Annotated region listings
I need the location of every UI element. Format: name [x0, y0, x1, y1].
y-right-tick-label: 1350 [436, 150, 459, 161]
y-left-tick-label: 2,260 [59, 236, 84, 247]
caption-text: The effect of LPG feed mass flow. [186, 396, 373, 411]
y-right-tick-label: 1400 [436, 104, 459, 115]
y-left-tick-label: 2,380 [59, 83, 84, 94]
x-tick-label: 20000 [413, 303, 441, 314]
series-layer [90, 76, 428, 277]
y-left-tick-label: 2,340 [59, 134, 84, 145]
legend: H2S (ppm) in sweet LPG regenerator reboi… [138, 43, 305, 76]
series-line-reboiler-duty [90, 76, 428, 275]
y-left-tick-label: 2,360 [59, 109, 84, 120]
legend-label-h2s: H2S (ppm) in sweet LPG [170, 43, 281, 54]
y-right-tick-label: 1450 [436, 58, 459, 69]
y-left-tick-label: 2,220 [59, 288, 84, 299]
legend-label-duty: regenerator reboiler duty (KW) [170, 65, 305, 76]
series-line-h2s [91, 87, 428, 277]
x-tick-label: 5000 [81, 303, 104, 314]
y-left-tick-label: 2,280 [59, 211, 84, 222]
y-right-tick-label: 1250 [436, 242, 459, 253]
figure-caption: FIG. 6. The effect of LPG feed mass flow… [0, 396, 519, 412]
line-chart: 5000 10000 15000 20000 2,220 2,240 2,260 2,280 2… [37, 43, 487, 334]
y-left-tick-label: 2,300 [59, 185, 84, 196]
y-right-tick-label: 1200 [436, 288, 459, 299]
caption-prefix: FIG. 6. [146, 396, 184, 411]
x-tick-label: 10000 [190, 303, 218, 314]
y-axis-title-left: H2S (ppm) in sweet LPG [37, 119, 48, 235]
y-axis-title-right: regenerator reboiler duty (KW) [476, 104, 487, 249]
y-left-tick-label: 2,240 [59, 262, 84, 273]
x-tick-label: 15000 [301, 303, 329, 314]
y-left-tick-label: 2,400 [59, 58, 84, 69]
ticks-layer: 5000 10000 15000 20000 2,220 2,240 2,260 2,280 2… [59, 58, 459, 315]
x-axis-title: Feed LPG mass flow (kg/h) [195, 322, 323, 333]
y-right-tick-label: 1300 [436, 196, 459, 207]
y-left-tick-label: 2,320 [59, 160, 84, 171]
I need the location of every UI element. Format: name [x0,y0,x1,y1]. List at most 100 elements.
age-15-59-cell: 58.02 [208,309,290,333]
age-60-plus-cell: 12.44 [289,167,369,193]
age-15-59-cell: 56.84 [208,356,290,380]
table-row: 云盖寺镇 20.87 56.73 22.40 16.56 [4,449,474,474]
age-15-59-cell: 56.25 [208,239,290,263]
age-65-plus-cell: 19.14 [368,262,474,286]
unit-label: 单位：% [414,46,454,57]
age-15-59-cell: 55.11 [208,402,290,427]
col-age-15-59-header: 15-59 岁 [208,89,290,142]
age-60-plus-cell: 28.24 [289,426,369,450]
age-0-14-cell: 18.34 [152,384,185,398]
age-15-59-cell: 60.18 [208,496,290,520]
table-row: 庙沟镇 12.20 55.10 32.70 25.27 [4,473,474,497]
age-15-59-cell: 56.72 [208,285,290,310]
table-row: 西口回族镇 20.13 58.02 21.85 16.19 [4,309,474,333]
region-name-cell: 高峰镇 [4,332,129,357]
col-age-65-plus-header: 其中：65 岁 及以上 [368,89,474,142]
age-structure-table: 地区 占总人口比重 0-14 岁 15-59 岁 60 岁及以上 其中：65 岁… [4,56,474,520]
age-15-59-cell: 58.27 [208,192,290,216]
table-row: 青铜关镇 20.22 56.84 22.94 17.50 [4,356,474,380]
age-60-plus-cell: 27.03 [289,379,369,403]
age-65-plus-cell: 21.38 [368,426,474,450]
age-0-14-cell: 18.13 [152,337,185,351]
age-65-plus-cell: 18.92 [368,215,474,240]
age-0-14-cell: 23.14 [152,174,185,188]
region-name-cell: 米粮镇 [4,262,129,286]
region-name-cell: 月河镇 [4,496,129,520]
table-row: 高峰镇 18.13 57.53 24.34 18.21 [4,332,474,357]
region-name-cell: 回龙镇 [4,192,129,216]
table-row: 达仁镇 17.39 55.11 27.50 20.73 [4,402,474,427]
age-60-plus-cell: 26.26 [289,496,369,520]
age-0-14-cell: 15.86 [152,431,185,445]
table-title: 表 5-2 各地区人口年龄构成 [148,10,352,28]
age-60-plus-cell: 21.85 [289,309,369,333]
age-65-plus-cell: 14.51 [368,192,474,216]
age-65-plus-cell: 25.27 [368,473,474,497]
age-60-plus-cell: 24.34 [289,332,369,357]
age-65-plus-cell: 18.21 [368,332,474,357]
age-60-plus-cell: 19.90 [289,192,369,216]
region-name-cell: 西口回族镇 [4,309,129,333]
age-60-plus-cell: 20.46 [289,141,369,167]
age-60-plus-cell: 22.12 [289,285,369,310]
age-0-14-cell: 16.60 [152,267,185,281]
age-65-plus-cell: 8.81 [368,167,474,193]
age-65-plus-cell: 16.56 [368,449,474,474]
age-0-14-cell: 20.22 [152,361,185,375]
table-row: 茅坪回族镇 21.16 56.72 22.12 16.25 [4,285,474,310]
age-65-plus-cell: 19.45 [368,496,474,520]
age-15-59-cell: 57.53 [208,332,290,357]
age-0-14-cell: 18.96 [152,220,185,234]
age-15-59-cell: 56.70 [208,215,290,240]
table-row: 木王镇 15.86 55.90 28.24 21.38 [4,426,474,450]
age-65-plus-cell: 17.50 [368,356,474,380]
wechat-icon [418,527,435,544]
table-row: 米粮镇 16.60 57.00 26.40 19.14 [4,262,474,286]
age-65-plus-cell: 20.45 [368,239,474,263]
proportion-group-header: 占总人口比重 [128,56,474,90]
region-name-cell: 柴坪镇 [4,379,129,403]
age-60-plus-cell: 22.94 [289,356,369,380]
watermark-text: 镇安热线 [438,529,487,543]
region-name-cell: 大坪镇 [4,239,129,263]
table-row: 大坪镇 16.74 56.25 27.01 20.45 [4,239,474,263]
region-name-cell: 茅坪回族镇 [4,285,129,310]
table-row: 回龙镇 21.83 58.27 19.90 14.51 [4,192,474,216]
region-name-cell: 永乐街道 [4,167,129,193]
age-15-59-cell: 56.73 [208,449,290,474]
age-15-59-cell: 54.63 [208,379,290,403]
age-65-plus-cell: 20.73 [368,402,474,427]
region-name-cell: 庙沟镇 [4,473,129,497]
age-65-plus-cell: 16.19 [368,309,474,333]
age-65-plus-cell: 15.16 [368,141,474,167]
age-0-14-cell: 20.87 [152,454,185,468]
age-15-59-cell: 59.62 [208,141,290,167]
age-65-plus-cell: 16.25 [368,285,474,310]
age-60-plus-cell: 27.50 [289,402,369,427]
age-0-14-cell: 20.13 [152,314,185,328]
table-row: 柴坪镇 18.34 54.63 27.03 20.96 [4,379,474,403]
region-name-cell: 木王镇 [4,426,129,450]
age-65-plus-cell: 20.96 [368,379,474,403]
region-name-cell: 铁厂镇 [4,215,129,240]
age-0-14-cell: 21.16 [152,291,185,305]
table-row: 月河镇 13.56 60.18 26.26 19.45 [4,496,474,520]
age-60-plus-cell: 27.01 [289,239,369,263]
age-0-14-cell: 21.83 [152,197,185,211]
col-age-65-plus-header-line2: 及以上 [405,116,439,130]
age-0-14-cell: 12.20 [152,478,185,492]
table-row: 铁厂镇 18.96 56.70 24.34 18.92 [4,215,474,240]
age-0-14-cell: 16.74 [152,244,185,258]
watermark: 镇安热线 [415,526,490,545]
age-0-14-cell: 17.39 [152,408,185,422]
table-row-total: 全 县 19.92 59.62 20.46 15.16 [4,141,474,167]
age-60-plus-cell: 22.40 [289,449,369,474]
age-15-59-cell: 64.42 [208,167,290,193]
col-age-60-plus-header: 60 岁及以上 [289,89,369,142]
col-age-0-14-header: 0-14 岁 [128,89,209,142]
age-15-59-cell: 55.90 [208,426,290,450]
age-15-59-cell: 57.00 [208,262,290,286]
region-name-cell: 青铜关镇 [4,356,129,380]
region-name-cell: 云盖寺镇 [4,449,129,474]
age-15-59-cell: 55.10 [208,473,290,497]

## Required work
Rename "y-right-tick-label" to "right-axis-tick" in the records from the start through the line that contains "y-left-tick-label: 2,380 [59, 83, 84, 94]", and give those lines again with everything else unchanged.

## Answer for this exercise
I need the location of every UI element. Format: name [x0, y0, x1, y1].
right-axis-tick: 1350 [436, 150, 459, 161]
y-left-tick-label: 2,260 [59, 236, 84, 247]
caption-text: The effect of LPG feed mass flow. [186, 396, 373, 411]
right-axis-tick: 1400 [436, 104, 459, 115]
y-left-tick-label: 2,380 [59, 83, 84, 94]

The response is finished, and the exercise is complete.